● **Dataset**:

╔══

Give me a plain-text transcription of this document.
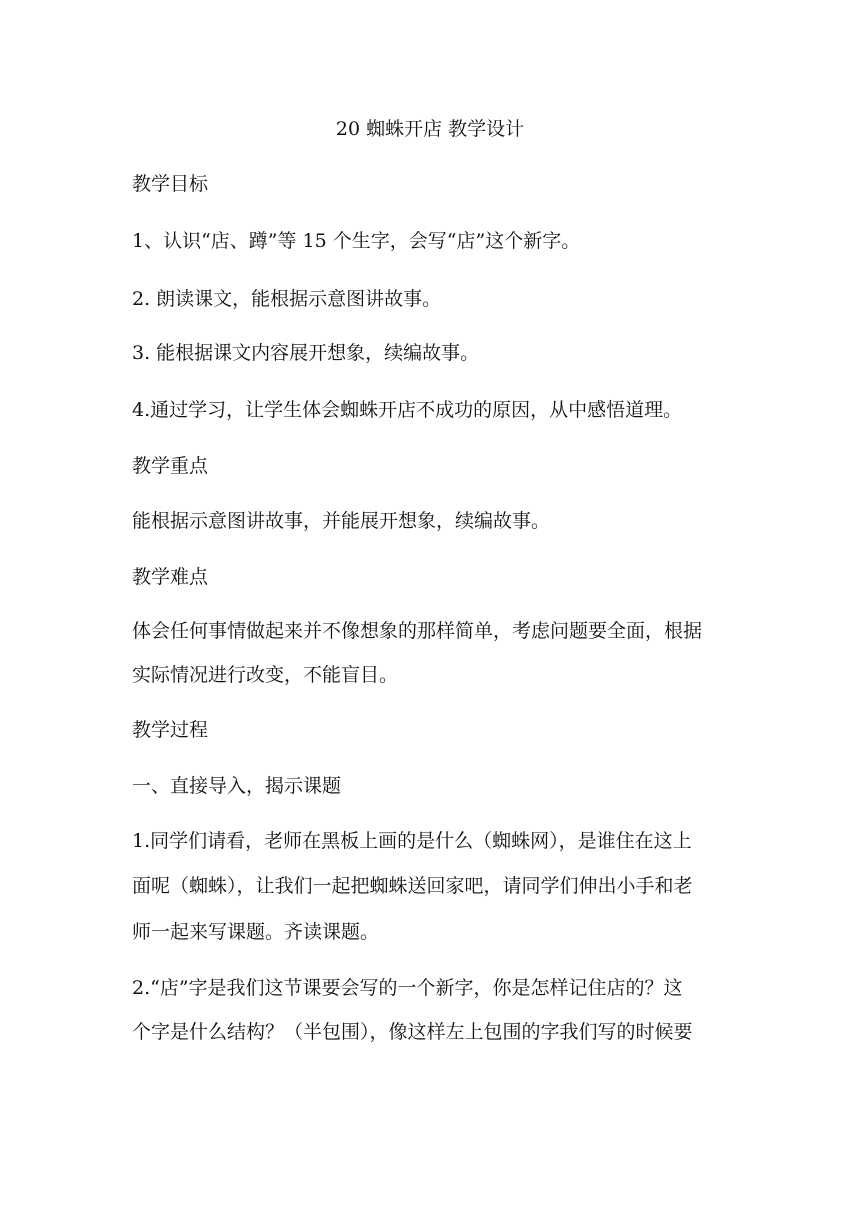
20 蜘蛛开店 教学设计
教学目标
1、认识“店、蹲”等 15 个生字，会写“店”这个新字。
2. 朗读课文，能根据示意图讲故事。
3. 能根据课文内容展开想象，续编故事。
4.通过学习，让学生体会蜘蛛开店不成功的原因，从中感悟道理。
教学重点
能根据示意图讲故事，并能展开想象，续编故事。
教学难点
体会任何事情做起来并不像想象的那样简单，考虑问题要全面，根据
实际情况进行改变，不能盲目。
教学过程
一、直接导入，揭示课题
1.同学们请看，老师在黑板上画的是什么（蜘蛛网），是谁住在这上
面呢（蜘蛛），让我们一起把蜘蛛送回家吧，请同学们伸出小手和老
师一起来写课题。齐读课题。
2.“店”字是我们这节课要会写的一个新字，你是怎样记住店的？这
个字是什么结构？（半包围），像这样左上包围的字我们写的时候要
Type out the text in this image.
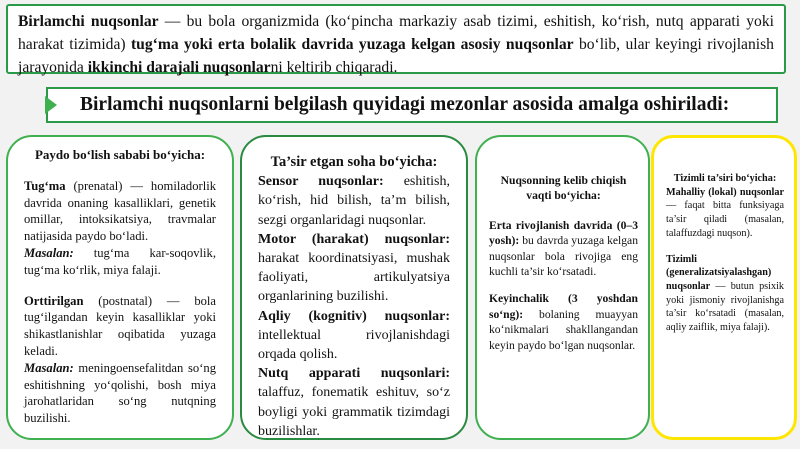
Birlamchi nuqsonlar — bu bola organizmida (ko‘pincha markaziy asab tizimi, eshitish, ko‘rish, nutq apparati yoki harakat tizimida) tug‘ma yoki erta bolalik davrida yuzaga kelgan asosiy nuqsonlar bo‘lib, ular keyingi rivojlanish jarayonida ikkinchi darajali nuqsonlarni keltirib chiqaradi.
Birlamchi nuqsonlarni belgilash quyidagi mezonlar asosida amalga oshiriladi:

Paydo bo‘lish sababi bo‘yicha:

Tug‘ma (prenatal) — homiladorlik davrida onaning kasalliklari, genetik omillar, intoksikatsiya, travmalar natijasida paydo bo‘ladi.
Masalan: tug‘ma kar-soqovlik, tug‘ma ko‘rlik, miya falaji.

Orttirilgan (postnatal) — bola tug‘ilgandan keyin kasalliklar yoki shikastlanishlar oqibatida yuzaga keladi.
Masalan: meningoensefalitdan so‘ng eshitishning yo‘qolishi, bosh miya jarohatlaridan so‘ng nutqning buzilishi.

Ta’sir etgan soha bo‘yicha:

Sensor nuqsonlar: eshitish, ko‘rish, hid bilish, ta’m bilish, sezgi organlaridagi nuqsonlar.

Motor (harakat) nuqsonlar: harakat koordinatsiyasi, mushak faoliyati, artikulyatsiya organlarining buzilishi.

Aqliy (kognitiv) nuqsonlar: intellektual rivojlanishdagi orqada qolish.

Nutq apparati nuqsonlari: talaffuz, fonematik eshituv, so‘z boyligi yoki grammatik tizimdagi buzilishlar.

Nuqsonning kelib chiqish vaqti bo‘yicha:

Erta rivojlanish davrida (0–3 yosh): bu davrda yuzaga kelgan nuqsonlar bola rivojiga eng kuchli ta’sir ko‘rsatadi.

Keyinchalik (3 yoshdan so‘ng): bolaning muayyan ko‘nikmalari shakllangandan keyin paydo bo‘lgan nuqsonlar.

Tizimli ta’siri bo‘yicha:

Mahalliy (lokal) nuqsonlar — faqat bitta funksiyaga ta’sir qiladi (masalan, talaffuzdagi nuqson).

Tizimli (generalizatsiyalashgan) nuqsonlar — butun psixik yoki jismoniy rivojlanishga ta’sir ko‘rsatadi (masalan, aqliy zaiflik, miya falaji).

╚══

Find every line above that contains the word "Tizimli", and return each one.

Tizimli ta’siri bo‘yicha:
Tizimli (generalizatsiyalashgan) nuqsonlar — butun psixik yoki jismoniy rivojlanishga ta’sir ko‘rsatadi (masalan, aqliy zaiflik, miya falaji).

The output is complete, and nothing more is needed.